- [課題の目的]
次の1.〜3.の記述が本文の内容と合っているかを、それぞれ「はい」か「いいえ」で答えてください。判断の決め手となった本文の語句は、一字も変えずに引用してください。
1. TDBの5月の倒産件数は1016件だった。
2. 負債総額は、TDBとTSRのどちらでも前年同月より増えた。
3. TSRの産業別では、前年同月を下回った産業があった。

5月倒産1000件超…物価上昇・人手不足で10年以上ぶりの高水準
帝国データバンク(TDB)と東京商工リサーチ(TSR)が10日発表した5月の倒産件数は、TDBが前年同月比46・4%増の1016件、TSRが同42・9%増の1009件だった。TDBは25カ月連続、TSRは26カ月連続で前年同月を超えた。倒産が1000件を超えるのはTDBで12年ぶり、TSRで10年10カ月ぶり。円安、資源高による物価上昇や人手不足などが影響した。実質無利子・無担保融資(ゼロゼロ融資)利用後の月の倒産は最多だった。
負債総額はTDBが同54・9%減の1260億9700万円、TSRが同50・9%減の1367億6900万円だった。
TDBの業種別は全7業種で前年同月を上回った。「サービス業」が同53・5%増の244件で、2000年以降で最多となった。TSRの産業別も全10産業で前年同月を上回った。
TSRは「コロナ関連支援が終了するタイミングで円安、物価高、人手不足がのしかかっている」とした上で「仕事を確保しても資金調達が難しい黒字倒産を交え、倒産が増勢をたどる可能性が高い」とみる。TDBは「業績回復が進む企業と経営悪化から抜け出せない企業の二極化が進む」と分析する。

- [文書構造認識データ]

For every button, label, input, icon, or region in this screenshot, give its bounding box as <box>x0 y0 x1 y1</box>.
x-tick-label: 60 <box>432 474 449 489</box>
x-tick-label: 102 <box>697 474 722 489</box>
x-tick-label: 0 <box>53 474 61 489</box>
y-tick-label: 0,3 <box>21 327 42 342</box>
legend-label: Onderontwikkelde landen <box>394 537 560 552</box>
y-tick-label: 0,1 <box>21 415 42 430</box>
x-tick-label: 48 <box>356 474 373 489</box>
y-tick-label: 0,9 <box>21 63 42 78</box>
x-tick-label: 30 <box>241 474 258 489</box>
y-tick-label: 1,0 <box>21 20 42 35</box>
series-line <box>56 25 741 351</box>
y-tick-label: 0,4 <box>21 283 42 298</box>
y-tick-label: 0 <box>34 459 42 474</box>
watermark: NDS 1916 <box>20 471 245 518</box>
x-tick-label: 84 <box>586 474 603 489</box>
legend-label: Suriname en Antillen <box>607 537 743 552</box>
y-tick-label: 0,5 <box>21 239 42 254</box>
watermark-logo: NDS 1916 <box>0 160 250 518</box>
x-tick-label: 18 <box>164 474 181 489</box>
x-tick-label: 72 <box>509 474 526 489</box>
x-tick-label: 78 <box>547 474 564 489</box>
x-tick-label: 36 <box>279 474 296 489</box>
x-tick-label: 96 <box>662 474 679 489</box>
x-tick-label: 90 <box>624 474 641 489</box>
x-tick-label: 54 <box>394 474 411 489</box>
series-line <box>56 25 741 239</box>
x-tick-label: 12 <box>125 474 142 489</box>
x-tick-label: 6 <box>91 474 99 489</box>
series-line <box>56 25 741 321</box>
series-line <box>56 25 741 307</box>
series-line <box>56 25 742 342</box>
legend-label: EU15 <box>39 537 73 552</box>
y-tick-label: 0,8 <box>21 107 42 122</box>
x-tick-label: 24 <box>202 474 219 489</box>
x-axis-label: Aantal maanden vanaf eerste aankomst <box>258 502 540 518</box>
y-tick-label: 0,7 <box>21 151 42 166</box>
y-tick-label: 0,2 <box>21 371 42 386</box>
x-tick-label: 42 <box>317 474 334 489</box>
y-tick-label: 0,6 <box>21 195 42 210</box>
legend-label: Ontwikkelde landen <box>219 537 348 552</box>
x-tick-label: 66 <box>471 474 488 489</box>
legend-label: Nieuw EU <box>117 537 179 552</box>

- [課題の結果]
1. はい。「TDBが前年同月比46・4%増の1016件」
2. いいえ。「TDBが同54・9%減の1260億9700万円、TSRが同50・9%減の1367億6900万円」
3. いいえ。「TSRの産業別も全10産業で前年同月を上回った」